* Begin Records provided *

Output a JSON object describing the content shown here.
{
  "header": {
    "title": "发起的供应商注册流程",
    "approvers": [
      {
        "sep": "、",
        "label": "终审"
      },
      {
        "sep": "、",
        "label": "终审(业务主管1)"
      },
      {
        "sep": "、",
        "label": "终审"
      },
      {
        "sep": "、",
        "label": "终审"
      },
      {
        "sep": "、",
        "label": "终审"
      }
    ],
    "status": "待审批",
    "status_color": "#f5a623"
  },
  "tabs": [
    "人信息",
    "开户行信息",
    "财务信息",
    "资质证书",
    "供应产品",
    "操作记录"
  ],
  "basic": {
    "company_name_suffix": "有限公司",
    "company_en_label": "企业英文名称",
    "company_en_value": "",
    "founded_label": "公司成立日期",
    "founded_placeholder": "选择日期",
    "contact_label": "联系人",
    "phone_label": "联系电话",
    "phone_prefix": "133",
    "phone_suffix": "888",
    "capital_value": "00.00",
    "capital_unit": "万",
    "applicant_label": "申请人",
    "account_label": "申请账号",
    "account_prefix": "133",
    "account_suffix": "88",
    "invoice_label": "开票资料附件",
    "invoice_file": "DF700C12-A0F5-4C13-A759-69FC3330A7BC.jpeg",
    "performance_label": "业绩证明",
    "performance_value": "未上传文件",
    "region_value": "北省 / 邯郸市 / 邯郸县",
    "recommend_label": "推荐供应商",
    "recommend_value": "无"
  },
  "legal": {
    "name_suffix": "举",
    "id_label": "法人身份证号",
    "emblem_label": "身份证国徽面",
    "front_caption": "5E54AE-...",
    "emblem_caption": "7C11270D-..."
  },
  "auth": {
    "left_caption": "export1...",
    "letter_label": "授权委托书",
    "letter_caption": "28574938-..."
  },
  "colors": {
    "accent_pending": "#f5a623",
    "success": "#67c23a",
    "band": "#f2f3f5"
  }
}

* End Records provided *

_Problem requirements:_ Reproduce all the records precisely.

_Exercise answer:_
Output a JSON object describing the content shown here.
{
  "header": {
    "title": "发起的供应商注册流程",
    "approvers": [
      {
        "sep": "、",
        "label": "终审"
      },
      {
        "sep": "、",
        "label": "终审(业务主管1)"
      },
      {
        "sep": "、",
        "label": "终审"
      },
      {
        "sep": "、",
        "label": "终审"
      },
      {
        "sep": "、",
        "label": "终审"
      }
    ],
    "status": "待审批",
    "status_color": "#f5a623"
  },
  "tabs": [
    "人信息",
    "开户行信息",
    "财务信息",
    "资质证书",
    "供应产品",
    "操作记录"
  ],
  "basic": {
    "company_name_suffix": "有限公司",
    "company_en_label": "企业英文名称",
    "company_en_value": "",
    "founded_label": "公司成立日期",
    "founded_placeholder": "选择日期",
    "contact_label": "联系人",
    "phone_label": "联系电话",
    "phone_prefix": "133",
    "phone_suffix": "888",
    "capital_value": "00.00",
    "capital_unit": "万",
    "applicant_label": "申请人",
    "account_label": "申请账号",
    "account_prefix": "133",
    "account_suffix": "88",
    "invoice_label": "开票资料附件",
    "invoice_file": "DF700C12-A0F5-4C13-A759-69FC3330A7BC.jpeg",
    "performance_label": "业绩证明",
    "performance_value": "未上传文件",
    "region_value": "北省 / 邯郸市 / 邯郸县",
    "recommend_label": "推荐供应商",
    "recommend_value": "无"
  },
  "legal": {
    "name_suffix": "举",
    "id_label": "法人身份证号",
    "emblem_label": "身份证国徽面",
    "front_caption": "5E54AE-...",
    "emblem_caption": "7C11270D-..."
  },
  "auth": {
    "left_caption": "export1...",
    "letter_label": "授权委托书",
    "letter_caption": "28574938-..."
  },
  "colors": {
    "accent_pending": "#f5a623",
    "success": "#67c23a",
    "band": "#f2f3f5"
  }
}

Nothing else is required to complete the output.